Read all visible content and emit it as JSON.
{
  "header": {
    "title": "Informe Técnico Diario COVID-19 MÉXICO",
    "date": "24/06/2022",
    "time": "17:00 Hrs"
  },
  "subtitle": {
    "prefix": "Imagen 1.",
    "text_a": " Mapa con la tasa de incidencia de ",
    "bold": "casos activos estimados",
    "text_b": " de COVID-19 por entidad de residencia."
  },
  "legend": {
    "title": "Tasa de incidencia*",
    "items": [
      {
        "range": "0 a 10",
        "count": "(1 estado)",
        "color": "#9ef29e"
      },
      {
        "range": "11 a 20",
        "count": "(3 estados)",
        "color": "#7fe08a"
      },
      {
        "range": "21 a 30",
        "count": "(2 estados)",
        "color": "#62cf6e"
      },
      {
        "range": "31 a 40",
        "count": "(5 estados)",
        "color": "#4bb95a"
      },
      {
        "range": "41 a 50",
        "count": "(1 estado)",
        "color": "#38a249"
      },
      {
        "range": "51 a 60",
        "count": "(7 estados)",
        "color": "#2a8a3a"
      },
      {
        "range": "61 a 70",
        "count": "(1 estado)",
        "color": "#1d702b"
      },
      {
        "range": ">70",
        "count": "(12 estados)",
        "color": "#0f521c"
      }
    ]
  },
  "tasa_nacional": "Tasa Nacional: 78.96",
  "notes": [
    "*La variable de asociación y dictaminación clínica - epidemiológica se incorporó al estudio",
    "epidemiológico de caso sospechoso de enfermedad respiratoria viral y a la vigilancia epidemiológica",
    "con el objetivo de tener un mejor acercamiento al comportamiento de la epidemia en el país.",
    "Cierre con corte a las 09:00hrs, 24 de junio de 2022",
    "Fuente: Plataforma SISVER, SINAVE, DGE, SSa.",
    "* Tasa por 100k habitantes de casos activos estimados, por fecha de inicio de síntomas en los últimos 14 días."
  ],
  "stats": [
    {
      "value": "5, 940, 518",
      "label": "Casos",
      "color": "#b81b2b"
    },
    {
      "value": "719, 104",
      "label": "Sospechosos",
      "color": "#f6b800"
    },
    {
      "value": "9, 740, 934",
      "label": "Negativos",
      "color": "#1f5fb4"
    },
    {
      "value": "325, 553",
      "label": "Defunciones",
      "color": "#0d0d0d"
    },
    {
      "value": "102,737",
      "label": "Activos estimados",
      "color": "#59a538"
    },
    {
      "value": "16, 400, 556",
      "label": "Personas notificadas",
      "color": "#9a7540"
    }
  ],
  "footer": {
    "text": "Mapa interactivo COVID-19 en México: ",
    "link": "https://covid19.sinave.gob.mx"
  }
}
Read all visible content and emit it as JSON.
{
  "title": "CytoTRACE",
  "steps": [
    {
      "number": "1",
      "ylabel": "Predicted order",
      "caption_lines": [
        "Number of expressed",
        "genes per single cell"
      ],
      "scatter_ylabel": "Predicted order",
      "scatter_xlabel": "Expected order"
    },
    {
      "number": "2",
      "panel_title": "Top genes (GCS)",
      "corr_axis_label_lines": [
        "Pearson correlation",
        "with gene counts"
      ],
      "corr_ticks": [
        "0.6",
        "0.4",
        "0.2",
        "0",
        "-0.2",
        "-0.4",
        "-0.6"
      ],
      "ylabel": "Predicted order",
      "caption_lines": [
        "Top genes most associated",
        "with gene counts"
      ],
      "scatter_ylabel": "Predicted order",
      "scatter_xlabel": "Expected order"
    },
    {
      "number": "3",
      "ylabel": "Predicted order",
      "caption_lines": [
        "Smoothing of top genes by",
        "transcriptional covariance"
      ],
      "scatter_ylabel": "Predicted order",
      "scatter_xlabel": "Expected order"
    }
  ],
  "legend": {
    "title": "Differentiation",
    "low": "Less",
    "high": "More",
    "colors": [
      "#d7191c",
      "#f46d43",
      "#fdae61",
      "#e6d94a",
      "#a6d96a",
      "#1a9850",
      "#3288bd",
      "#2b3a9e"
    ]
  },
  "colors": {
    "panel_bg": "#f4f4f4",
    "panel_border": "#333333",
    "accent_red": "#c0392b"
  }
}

○ ○ ○

• [EXERCISE] Every entry is to be retyped word for word.

• [REPLY TO THE EXERCISE]
Read all visible content and emit it as JSON.
{
  "header": {
    "title": "Informe Técnico Diario COVID-19 MÉXICO",
    "date": "24/06/2022",
    "time": "17:00 Hrs"
  },
  "subtitle": {
    "prefix": "Imagen 1.",
    "text_a": " Mapa con la tasa de incidencia de ",
    "bold": "casos activos estimados",
    "text_b": " de COVID-19 por entidad de residencia."
  },
  "legend": {
    "title": "Tasa de incidencia*",
    "items": [
      {
        "range": "0 a 10",
        "count": "(1 estado)",
        "color": "#9ef29e"
      },
      {
        "range": "11 a 20",
        "count": "(3 estados)",
        "color": "#7fe08a"
      },
      {
        "range": "21 a 30",
        "count": "(2 estados)",
        "color": "#62cf6e"
      },
      {
        "range": "31 a 40",
        "count": "(5 estados)",
        "color": "#4bb95a"
      },
      {
        "range": "41 a 50",
        "count": "(1 estado)",
        "color": "#38a249"
      },
      {
        "range": "51 a 60",
        "count": "(7 estados)",
        "color": "#2a8a3a"
      },
      {
        "range": "61 a 70",
        "count": "(1 estado)",
        "color": "#1d702b"
      },
      {
        "range": ">70",
        "count": "(12 estados)",
        "color": "#0f521c"
      }
    ]
  },
  "tasa_nacional": "Tasa Nacional: 78.96",
  "notes": [
    "*La variable de asociación y dictaminación clínica - epidemiológica se incorporó al estudio",
    "epidemiológico de caso sospechoso de enfermedad respiratoria viral y a la vigilancia epidemiológica",
    "con el objetivo de tener un mejor acercamiento al comportamiento de la epidemia en el país.",
    "Cierre con corte a las 09:00hrs, 24 de junio de 2022",
    "Fuente: Plataforma SISVER, SINAVE, DGE, SSa.",
    "* Tasa por 100k habitantes de casos activos estimados, por fecha de inicio de síntomas en los últimos 14 días."
  ],
  "stats": [
    {
      "value": "5, 940, 518",
      "label": "Casos",
      "color": "#b81b2b"
    },
    {
      "value": "719, 104",
      "label": "Sospechosos",
      "color": "#f6b800"
    },
    {
      "value": "9, 740, 934",
      "label": "Negativos",
      "color": "#1f5fb4"
    },
    {
      "value": "325, 553",
      "label": "Defunciones",
      "color": "#0d0d0d"
    },
    {
      "value": "102,737",
      "label": "Activos estimados",
      "color": "#59a538"
    },
    {
      "value": "16, 400, 556",
      "label": "Personas notificadas",
      "color": "#9a7540"
    }
  ],
  "footer": {
    "text": "Mapa interactivo COVID-19 en México: ",
    "link": "https://covid19.sinave.gob.mx"
  }
}
Read all visible content and emit it as JSON.
{
  "title": "CytoTRACE",
  "steps": [
    {
      "number": "1",
      "ylabel": "Predicted order",
      "caption_lines": [
        "Number of expressed",
        "genes per single cell"
      ],
      "scatter_ylabel": "Predicted order",
      "scatter_xlabel": "Expected order"
    },
    {
      "number": "2",
      "panel_title": "Top genes (GCS)",
      "corr_axis_label_lines": [
        "Pearson correlation",
        "with gene counts"
      ],
      "corr_ticks": [
        "0.6",
        "0.4",
        "0.2",
        "0",
        "-0.2",
        "-0.4",
        "-0.6"
      ],
      "ylabel": "Predicted order",
      "caption_lines": [
        "Top genes most associated",
        "with gene counts"
      ],
      "scatter_ylabel": "Predicted order",
      "scatter_xlabel": "Expected order"
    },
    {
      "number": "3",
      "ylabel": "Predicted order",
      "caption_lines": [
        "Smoothing of top genes by",
        "transcriptional covariance"
      ],
      "scatter_ylabel": "Predicted order",
      "scatter_xlabel": "Expected order"
    }
  ],
  "legend": {
    "title": "Differentiation",
    "low": "Less",
    "high": "More",
    "colors": [
      "#d7191c",
      "#f46d43",
      "#fdae61",
      "#e6d94a",
      "#a6d96a",
      "#1a9850",
      "#3288bd",
      "#2b3a9e"
    ]
  },
  "colors": {
    "panel_bg": "#f4f4f4",
    "panel_border": "#333333",
    "accent_red": "#c0392b"
  }
}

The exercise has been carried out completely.